■ **Exercise brief**:
Collect every line in the rows below that contains the string "bbox", and copy each such line in full.

■ **Input records**:
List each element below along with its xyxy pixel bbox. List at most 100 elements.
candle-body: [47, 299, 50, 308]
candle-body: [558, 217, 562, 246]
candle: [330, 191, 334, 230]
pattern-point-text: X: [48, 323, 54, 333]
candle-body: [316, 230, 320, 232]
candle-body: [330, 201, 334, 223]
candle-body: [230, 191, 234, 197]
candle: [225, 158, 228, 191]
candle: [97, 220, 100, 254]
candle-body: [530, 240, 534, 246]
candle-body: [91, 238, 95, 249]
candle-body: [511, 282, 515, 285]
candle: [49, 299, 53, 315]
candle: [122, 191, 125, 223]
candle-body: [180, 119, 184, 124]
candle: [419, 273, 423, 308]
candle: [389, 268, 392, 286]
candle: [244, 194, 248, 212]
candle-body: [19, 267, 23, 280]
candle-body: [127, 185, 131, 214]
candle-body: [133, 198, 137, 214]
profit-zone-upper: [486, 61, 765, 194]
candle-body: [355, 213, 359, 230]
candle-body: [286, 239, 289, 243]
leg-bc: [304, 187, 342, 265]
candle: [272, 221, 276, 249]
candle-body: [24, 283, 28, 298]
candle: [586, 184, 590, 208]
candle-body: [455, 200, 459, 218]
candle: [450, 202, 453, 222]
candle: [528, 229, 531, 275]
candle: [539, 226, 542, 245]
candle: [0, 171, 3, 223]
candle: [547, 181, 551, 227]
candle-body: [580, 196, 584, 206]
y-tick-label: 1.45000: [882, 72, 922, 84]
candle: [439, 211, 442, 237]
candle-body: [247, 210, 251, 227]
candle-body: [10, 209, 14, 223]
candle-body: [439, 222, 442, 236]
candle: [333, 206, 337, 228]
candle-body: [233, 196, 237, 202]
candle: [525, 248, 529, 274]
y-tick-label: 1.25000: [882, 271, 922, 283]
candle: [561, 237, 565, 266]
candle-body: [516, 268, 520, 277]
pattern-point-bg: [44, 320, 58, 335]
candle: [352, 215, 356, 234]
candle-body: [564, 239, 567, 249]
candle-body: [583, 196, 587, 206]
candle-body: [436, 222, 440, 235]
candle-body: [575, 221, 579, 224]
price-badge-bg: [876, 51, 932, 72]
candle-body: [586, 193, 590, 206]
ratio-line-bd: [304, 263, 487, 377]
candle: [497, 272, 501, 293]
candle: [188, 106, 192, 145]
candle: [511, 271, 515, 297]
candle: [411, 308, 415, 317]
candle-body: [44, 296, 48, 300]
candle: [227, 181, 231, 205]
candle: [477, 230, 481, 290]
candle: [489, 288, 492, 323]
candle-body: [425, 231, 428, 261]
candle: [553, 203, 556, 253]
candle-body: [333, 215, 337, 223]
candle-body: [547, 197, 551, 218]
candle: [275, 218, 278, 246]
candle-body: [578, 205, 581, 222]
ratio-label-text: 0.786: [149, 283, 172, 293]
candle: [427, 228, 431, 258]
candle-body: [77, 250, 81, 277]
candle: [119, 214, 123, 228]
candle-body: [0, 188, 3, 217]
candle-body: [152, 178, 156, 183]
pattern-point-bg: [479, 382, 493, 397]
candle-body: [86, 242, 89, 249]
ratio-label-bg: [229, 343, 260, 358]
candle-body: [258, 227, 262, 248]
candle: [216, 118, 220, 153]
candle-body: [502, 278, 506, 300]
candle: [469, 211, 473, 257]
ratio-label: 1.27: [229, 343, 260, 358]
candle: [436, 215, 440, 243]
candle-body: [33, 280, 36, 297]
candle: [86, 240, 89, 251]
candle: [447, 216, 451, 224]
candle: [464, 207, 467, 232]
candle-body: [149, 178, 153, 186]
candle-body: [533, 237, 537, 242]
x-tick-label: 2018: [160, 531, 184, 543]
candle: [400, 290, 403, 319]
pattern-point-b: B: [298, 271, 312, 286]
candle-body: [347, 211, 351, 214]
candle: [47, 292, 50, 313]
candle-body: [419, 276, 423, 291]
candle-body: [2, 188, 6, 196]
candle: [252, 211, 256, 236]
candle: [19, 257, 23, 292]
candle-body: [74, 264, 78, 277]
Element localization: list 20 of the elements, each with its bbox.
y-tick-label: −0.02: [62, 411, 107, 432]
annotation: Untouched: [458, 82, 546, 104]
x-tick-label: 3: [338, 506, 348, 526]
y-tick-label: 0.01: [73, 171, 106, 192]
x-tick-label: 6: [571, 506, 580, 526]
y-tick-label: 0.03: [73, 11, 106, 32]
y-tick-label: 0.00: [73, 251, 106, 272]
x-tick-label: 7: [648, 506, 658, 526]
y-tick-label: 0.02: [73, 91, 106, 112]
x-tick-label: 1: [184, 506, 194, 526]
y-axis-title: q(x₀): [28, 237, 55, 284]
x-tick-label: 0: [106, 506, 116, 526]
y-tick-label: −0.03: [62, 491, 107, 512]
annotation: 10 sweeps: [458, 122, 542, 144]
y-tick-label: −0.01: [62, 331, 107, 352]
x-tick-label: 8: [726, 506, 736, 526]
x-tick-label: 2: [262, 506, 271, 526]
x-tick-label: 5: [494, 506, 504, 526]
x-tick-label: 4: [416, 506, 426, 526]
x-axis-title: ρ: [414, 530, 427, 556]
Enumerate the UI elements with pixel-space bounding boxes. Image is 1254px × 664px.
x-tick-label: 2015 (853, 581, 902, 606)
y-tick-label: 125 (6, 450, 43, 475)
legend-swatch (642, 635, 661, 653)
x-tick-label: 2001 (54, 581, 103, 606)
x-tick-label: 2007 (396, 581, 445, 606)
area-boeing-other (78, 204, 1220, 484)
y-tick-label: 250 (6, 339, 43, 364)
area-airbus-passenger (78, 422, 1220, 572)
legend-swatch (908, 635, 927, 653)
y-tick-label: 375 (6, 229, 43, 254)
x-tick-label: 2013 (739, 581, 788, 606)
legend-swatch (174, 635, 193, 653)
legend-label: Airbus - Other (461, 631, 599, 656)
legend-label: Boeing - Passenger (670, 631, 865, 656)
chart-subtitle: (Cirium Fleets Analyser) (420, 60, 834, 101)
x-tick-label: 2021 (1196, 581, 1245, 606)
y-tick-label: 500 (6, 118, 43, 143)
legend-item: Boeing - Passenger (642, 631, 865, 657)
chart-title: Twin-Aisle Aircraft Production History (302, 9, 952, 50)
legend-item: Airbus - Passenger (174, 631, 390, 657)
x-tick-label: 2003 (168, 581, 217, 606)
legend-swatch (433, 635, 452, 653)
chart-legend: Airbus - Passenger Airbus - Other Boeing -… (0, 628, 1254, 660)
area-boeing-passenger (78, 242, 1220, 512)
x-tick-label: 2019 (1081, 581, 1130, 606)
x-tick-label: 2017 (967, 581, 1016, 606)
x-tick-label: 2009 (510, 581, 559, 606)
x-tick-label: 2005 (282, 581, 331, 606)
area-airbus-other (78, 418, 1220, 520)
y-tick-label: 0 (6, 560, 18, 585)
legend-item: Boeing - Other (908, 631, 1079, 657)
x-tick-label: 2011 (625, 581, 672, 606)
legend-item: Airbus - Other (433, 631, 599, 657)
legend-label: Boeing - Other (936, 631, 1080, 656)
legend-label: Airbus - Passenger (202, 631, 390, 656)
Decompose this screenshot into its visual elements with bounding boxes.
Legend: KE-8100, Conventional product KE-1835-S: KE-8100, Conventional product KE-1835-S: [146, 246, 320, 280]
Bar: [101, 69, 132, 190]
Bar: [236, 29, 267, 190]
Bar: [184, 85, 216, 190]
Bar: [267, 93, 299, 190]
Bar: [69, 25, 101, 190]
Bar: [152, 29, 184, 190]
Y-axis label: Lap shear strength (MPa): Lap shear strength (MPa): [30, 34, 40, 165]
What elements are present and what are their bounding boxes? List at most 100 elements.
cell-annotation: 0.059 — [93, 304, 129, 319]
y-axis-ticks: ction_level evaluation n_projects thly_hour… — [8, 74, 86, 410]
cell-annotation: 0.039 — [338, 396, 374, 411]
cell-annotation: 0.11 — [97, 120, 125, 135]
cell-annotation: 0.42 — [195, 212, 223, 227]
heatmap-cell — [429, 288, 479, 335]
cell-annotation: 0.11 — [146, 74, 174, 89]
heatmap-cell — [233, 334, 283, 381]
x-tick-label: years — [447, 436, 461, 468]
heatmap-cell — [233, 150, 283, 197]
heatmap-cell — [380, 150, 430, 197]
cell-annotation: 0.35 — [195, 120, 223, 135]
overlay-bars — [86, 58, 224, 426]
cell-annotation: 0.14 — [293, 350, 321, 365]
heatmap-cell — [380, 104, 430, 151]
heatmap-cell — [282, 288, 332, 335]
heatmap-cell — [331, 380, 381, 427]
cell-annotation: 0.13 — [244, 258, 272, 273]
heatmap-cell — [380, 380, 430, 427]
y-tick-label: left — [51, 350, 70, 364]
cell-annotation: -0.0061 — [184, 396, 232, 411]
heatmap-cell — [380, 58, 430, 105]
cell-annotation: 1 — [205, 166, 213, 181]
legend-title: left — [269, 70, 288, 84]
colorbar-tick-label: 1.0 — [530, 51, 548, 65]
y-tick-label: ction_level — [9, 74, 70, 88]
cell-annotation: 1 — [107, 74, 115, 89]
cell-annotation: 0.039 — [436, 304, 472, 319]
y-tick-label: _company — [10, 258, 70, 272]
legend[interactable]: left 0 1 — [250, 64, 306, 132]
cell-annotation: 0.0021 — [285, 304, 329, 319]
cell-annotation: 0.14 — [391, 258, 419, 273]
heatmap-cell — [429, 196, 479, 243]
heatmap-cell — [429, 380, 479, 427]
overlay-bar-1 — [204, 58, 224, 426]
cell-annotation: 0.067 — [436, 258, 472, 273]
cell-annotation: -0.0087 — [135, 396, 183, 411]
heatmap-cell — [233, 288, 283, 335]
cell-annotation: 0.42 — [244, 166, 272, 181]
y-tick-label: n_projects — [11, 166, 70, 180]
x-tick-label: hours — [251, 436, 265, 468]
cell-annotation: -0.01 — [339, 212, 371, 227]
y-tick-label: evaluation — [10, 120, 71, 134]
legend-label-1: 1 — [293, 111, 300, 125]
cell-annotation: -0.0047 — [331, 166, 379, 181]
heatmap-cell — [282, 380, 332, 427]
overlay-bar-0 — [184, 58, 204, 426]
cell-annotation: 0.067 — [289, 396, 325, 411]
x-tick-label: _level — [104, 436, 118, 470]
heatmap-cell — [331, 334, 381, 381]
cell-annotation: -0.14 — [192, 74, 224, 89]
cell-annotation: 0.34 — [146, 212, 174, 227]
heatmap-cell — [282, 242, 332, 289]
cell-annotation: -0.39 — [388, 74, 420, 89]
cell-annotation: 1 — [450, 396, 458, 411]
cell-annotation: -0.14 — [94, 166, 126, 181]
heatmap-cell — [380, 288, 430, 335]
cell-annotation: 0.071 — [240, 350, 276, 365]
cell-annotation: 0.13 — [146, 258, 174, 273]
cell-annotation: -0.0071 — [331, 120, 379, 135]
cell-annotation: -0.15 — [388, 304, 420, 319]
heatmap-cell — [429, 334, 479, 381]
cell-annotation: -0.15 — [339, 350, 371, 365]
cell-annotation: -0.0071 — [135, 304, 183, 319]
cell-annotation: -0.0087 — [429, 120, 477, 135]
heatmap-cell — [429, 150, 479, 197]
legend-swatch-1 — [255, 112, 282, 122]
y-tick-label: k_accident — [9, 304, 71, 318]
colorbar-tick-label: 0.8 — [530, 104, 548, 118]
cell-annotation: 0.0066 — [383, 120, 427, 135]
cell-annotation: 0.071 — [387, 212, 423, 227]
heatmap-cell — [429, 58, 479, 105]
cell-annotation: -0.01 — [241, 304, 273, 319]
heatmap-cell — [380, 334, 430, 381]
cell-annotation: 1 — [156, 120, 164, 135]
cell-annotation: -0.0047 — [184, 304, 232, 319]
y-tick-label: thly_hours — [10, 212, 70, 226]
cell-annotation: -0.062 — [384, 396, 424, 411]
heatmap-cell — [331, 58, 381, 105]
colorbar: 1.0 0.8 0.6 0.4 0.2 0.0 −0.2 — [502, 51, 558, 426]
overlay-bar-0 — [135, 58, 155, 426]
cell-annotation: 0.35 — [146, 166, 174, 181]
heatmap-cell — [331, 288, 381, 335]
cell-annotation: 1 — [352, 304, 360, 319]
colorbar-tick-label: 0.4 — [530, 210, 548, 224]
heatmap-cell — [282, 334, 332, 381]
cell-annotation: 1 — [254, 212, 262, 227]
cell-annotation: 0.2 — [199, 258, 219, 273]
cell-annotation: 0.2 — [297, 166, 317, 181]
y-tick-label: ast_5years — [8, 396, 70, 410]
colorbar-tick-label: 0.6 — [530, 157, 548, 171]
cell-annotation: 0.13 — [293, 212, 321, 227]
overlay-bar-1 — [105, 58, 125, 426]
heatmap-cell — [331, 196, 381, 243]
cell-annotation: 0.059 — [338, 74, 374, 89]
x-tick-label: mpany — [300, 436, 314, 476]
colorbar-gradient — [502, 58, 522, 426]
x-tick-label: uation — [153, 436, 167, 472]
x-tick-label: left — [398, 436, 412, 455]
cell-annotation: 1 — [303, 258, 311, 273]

■ **Answer below**:
List each element below along with its xyxy pixel bbox. List at most 100 elements.
Element localization: list 20 of the elements, each with its bbox.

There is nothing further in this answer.